§ **Given problem**
Look below and pull out each line with the word "institutions".

------------------------

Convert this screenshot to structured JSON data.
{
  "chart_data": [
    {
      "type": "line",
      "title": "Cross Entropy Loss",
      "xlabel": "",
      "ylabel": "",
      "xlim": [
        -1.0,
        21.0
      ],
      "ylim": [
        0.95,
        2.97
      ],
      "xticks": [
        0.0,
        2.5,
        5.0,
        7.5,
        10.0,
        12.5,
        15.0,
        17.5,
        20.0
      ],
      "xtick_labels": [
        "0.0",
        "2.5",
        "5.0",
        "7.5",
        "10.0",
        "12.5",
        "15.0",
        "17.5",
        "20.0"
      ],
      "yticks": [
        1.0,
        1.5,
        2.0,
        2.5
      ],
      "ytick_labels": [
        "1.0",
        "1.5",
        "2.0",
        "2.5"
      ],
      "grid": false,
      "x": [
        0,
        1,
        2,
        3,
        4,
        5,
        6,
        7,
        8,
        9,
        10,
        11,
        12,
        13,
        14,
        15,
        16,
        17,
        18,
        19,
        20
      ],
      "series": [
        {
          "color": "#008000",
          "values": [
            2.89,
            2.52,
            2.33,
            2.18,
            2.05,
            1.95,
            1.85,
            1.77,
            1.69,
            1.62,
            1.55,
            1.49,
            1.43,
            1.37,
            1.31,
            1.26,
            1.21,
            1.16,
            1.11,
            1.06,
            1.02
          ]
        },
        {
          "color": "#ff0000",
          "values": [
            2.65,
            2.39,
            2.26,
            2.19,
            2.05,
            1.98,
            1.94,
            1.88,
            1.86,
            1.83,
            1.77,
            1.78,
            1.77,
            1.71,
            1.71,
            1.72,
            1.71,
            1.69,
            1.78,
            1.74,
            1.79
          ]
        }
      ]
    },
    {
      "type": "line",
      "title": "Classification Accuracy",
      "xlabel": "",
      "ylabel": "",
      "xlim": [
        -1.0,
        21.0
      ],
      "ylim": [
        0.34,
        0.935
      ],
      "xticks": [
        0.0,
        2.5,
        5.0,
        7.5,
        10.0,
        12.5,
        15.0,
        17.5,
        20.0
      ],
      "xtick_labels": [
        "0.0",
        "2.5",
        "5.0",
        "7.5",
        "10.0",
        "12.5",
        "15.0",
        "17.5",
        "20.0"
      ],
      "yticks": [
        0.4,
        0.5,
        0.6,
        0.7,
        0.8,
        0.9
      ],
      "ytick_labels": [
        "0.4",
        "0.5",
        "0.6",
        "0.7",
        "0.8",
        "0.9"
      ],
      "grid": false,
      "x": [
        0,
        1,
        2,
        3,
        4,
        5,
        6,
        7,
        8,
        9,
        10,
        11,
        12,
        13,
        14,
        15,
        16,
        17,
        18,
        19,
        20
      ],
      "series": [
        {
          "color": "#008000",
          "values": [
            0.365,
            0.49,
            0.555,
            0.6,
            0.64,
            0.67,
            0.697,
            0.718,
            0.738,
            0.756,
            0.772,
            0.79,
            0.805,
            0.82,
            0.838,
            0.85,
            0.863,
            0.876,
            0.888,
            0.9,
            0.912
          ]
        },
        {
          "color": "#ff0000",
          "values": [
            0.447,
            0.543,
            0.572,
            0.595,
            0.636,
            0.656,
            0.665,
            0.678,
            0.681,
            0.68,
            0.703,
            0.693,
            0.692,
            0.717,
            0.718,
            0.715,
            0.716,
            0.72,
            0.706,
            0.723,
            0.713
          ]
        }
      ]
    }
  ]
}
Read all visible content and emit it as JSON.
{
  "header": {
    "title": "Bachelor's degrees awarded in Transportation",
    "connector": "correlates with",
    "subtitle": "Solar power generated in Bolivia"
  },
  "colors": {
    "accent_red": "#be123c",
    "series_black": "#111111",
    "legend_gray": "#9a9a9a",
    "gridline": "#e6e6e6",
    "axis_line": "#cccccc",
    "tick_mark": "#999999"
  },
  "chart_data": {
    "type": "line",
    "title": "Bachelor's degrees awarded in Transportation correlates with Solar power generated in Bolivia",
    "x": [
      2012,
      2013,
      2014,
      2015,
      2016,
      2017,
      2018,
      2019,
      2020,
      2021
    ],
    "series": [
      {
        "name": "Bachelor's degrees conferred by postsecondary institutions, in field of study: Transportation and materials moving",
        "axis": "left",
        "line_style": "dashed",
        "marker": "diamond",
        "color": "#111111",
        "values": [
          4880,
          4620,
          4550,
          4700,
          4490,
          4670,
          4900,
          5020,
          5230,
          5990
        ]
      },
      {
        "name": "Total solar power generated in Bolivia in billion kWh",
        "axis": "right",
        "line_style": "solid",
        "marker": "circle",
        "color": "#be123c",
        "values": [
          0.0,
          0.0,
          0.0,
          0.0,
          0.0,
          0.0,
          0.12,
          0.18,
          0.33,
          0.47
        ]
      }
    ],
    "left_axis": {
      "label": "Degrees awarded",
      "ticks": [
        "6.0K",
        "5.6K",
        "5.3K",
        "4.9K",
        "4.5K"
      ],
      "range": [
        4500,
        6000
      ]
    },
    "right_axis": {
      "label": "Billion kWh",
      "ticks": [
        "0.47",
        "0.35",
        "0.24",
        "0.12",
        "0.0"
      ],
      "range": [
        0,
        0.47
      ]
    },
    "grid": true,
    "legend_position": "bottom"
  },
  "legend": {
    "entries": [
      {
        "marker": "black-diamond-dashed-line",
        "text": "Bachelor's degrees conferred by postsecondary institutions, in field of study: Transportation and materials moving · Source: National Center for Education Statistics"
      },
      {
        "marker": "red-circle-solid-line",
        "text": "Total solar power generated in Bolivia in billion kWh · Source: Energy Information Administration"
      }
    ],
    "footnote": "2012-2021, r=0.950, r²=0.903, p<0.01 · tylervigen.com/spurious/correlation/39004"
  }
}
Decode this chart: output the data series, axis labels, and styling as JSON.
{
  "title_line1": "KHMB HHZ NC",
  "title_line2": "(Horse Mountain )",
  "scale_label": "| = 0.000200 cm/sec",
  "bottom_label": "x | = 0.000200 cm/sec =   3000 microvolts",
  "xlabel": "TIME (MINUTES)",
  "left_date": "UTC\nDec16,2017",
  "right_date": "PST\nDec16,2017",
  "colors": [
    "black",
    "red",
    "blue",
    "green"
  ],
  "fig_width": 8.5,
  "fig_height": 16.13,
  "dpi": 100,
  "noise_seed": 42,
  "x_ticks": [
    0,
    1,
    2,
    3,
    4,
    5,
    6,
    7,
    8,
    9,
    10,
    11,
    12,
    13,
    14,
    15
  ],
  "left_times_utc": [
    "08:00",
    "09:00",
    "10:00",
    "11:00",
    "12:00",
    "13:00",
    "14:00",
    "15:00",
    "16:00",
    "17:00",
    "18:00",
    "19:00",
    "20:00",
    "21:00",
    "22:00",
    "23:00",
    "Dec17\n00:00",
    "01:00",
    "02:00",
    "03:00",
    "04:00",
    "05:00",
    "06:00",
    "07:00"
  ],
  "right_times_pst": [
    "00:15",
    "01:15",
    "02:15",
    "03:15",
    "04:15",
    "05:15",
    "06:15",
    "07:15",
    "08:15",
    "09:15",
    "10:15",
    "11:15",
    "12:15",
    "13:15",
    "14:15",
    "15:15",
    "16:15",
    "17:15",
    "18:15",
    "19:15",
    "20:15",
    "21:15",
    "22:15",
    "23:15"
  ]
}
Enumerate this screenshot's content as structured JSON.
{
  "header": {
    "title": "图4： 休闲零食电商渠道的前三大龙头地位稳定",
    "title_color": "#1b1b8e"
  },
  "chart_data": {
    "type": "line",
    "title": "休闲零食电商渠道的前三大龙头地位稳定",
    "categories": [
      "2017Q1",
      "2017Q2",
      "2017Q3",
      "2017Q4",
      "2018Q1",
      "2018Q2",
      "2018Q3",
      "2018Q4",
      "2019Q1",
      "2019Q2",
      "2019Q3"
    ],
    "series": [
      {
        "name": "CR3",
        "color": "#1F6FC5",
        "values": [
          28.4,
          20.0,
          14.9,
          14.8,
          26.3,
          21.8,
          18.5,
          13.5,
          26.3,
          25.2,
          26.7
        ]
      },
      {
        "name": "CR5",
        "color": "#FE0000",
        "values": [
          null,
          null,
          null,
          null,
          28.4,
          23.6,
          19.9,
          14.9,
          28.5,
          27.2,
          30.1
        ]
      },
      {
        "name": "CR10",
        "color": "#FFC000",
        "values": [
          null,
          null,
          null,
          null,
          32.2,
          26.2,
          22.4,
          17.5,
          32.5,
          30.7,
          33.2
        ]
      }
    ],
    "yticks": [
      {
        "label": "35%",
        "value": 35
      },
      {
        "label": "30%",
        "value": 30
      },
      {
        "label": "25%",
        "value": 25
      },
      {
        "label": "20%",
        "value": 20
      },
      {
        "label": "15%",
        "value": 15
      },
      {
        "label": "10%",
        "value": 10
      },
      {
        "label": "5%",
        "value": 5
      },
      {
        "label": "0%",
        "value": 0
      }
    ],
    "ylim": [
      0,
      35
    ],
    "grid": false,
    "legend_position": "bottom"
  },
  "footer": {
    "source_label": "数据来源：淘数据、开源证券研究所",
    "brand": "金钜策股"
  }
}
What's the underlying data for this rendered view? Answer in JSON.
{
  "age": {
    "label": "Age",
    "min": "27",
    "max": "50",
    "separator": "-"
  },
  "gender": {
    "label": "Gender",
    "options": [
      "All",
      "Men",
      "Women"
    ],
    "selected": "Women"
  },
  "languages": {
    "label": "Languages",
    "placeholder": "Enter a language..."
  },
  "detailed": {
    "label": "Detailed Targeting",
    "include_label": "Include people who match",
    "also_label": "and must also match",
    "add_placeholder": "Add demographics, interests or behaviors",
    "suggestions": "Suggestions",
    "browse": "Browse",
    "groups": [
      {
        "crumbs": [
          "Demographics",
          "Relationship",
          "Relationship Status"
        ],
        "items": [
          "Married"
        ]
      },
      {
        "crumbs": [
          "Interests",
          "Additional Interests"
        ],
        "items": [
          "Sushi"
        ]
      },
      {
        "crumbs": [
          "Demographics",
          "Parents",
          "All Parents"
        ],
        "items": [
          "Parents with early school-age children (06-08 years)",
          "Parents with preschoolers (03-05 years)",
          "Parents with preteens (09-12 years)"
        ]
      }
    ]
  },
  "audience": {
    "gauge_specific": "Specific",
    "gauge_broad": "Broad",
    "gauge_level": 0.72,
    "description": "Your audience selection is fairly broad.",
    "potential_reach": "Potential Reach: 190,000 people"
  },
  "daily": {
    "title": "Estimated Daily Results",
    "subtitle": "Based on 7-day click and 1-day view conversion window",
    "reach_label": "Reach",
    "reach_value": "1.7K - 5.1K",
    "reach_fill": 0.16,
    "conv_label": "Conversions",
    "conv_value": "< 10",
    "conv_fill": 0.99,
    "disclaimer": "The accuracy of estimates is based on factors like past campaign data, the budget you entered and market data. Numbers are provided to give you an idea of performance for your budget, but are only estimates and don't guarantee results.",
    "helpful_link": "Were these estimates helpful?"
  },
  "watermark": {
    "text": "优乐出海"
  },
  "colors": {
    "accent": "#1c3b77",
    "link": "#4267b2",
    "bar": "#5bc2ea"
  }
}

------------------------

§ **Problem solution**
        "name": "Bachelor's degrees conferred by postsecondary institutions, in field of study: Transportation and materials moving",
        "text": "Bachelor's degrees conferred by postsecondary institutions, in field of study: Transportation and materials moving · Source: National Center for Education Statistics"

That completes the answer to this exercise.